Dataset excerpt:
-------------------------

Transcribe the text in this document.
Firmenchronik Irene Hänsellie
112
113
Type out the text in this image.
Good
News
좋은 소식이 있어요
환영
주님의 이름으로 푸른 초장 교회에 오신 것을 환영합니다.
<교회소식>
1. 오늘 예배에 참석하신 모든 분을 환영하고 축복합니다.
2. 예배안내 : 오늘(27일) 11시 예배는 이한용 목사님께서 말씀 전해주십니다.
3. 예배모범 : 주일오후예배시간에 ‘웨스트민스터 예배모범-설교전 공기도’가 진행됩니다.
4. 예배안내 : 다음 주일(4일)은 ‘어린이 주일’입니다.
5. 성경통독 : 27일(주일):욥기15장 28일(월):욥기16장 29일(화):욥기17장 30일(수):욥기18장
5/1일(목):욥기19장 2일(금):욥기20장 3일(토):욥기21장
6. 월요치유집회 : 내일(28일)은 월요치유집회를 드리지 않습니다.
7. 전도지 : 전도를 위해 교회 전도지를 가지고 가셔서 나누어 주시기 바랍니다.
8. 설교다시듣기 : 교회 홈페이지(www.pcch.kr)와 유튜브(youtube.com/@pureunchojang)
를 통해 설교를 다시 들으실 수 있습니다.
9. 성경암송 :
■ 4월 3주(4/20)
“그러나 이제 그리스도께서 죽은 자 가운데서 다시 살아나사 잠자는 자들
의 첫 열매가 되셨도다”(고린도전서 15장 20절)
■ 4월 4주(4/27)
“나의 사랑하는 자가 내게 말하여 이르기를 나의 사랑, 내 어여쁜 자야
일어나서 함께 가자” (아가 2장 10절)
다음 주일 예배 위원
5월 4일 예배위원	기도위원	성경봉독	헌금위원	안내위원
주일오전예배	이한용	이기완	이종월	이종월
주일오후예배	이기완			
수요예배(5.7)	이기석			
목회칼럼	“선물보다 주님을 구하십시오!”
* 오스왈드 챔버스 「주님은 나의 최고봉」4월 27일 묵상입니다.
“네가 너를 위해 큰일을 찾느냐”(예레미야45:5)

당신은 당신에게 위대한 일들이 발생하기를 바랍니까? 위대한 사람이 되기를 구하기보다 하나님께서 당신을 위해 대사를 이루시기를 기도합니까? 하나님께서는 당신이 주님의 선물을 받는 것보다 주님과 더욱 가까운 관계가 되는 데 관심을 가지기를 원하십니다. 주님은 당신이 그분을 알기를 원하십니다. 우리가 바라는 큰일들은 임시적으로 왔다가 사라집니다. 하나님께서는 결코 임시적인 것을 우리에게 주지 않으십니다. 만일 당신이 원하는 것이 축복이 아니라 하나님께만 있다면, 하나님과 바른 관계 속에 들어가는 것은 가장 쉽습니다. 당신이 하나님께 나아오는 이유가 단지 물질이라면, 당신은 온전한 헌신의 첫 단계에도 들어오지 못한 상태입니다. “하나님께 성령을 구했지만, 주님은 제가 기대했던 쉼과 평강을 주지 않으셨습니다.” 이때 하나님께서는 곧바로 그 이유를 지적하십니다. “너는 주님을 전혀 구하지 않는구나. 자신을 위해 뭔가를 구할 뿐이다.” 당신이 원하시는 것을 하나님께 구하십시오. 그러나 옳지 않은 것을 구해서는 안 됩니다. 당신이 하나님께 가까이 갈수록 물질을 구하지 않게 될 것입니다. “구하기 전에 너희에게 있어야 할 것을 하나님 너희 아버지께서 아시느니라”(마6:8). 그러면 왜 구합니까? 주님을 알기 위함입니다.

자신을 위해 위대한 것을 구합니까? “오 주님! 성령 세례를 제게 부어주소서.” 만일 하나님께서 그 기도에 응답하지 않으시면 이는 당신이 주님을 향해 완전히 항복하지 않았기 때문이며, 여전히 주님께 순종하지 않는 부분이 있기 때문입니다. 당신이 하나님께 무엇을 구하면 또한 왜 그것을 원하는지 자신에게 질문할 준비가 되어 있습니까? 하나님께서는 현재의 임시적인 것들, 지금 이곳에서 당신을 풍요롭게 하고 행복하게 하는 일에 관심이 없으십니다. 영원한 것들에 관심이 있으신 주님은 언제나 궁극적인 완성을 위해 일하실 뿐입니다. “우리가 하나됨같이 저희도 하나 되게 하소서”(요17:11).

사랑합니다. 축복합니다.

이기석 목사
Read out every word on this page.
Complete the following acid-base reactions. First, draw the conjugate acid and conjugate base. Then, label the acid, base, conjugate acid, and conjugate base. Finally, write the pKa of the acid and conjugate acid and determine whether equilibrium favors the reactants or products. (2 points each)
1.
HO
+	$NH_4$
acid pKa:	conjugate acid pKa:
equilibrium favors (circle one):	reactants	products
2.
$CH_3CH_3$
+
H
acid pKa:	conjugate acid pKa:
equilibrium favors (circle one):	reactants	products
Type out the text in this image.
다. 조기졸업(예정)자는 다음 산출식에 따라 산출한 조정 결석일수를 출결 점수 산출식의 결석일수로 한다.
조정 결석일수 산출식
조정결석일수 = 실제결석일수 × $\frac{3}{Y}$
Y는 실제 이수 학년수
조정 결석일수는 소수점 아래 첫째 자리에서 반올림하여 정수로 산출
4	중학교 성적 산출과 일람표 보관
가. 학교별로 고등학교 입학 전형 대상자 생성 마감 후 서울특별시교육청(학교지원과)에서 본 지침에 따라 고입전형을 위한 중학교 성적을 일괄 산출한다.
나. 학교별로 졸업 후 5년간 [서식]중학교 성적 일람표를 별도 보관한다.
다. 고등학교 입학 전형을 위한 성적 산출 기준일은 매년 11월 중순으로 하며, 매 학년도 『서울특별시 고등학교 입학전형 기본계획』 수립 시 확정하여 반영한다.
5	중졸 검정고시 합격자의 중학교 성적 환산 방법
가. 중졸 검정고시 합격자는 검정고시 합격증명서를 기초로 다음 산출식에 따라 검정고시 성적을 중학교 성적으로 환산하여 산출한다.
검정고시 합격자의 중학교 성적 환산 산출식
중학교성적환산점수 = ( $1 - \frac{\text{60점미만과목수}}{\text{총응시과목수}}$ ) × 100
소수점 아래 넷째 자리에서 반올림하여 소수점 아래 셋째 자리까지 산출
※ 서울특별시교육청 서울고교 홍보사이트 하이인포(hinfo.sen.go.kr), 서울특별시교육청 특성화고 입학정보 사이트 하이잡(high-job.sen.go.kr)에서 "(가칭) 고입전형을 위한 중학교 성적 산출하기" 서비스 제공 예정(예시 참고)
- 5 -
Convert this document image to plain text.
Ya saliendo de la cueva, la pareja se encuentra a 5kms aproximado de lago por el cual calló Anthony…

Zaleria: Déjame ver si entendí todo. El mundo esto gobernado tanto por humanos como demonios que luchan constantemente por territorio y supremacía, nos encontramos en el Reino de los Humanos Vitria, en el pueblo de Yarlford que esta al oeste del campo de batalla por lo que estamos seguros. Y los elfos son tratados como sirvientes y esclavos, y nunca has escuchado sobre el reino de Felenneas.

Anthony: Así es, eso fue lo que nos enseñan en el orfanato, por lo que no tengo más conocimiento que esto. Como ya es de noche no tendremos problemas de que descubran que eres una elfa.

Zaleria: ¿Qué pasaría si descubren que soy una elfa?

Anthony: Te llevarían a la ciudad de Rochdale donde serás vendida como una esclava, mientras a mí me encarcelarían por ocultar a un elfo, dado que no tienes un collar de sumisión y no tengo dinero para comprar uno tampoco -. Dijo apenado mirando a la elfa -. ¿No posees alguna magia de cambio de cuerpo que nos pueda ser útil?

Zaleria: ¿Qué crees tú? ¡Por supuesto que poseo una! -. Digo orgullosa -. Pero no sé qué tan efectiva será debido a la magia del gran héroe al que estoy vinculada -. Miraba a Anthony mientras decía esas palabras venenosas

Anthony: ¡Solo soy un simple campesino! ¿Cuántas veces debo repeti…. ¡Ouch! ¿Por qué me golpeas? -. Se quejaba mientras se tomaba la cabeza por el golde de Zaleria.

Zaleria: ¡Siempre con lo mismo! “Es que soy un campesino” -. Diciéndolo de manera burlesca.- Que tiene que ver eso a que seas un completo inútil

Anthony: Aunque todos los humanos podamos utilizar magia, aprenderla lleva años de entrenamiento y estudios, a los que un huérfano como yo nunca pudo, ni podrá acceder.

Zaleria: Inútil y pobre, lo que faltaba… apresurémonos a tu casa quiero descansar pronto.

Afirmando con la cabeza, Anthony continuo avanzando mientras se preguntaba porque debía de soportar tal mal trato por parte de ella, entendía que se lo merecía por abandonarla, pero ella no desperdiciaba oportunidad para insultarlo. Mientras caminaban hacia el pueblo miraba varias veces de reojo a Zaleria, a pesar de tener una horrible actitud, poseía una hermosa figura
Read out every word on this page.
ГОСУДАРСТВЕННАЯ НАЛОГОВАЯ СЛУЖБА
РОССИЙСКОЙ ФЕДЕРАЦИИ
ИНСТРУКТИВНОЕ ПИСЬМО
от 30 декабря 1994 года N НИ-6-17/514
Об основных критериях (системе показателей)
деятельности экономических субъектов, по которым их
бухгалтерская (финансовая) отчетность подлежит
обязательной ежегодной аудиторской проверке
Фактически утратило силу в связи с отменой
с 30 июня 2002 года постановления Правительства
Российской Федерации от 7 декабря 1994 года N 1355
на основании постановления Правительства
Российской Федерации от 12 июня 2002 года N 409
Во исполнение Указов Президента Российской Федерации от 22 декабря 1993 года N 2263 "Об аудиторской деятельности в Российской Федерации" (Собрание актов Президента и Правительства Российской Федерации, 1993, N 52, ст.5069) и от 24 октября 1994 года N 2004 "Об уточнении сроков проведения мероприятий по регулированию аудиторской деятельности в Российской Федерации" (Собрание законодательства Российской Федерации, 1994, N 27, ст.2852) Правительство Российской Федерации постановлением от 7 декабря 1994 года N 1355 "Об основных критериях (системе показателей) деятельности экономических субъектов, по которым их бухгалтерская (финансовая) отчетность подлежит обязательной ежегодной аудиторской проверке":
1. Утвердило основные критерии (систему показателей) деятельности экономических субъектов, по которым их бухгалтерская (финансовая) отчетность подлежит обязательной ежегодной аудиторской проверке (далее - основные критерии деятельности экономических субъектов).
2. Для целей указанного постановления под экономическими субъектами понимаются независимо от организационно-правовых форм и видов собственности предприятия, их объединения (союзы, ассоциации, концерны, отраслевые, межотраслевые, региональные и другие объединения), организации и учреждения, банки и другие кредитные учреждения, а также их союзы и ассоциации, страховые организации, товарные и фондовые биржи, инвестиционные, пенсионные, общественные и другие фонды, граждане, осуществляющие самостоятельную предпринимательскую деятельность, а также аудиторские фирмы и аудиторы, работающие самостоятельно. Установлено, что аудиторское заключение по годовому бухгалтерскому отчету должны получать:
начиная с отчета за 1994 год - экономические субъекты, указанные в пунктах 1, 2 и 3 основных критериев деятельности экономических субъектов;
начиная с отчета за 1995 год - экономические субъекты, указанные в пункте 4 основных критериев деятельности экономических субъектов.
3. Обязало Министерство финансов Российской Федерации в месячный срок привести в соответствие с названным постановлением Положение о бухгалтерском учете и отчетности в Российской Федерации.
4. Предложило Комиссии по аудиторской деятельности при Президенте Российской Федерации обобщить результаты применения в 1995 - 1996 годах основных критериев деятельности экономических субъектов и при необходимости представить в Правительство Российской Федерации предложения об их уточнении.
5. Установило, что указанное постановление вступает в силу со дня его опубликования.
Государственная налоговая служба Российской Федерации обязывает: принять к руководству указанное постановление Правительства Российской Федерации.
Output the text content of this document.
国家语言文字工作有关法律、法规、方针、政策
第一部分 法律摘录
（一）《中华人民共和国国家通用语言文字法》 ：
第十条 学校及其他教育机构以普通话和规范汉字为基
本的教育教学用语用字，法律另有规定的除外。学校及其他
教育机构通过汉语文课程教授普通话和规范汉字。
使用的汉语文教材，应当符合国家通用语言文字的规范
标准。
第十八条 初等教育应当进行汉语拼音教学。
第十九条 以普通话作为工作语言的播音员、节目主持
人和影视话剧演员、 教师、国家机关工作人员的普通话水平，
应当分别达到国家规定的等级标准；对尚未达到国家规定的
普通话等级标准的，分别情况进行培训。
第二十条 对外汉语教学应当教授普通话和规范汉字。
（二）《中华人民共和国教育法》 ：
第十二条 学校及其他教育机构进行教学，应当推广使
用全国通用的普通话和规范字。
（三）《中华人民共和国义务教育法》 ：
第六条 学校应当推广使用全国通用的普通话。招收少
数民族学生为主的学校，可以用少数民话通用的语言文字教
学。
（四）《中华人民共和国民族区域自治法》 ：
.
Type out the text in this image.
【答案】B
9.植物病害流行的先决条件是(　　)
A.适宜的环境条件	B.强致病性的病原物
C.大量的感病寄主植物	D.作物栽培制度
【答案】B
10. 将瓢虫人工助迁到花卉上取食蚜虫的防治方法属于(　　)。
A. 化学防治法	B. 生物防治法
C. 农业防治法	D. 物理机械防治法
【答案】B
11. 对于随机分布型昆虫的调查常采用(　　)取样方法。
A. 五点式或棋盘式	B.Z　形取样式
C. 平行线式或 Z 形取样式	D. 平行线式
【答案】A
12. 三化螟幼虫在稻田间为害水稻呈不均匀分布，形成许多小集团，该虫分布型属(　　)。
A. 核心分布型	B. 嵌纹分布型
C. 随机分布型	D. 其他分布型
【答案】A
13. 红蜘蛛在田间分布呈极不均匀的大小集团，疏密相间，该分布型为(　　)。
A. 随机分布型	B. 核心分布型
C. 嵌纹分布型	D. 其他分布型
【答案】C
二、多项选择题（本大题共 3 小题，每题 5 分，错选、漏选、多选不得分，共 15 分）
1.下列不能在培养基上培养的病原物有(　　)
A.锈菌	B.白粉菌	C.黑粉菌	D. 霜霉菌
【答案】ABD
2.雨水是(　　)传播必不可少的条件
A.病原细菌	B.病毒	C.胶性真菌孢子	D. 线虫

-------------------------

_Given problem_.
Check the data for the word "campesino" and pull out the lines that have it.

_Result below_.
Anthony: ¡Solo soy un simple campesino! ¿Cuántas veces debo repeti…. ¡Ouch! ¿Por qué me golpeas? -. Se quejaba mientras se tomaba la cabeza por el golde de Zaleria.
Zaleria: ¡Siempre con lo mismo! “Es que soy un campesino” -. Diciéndolo de manera burlesca.- Que tiene que ver eso a que seas un completo inútil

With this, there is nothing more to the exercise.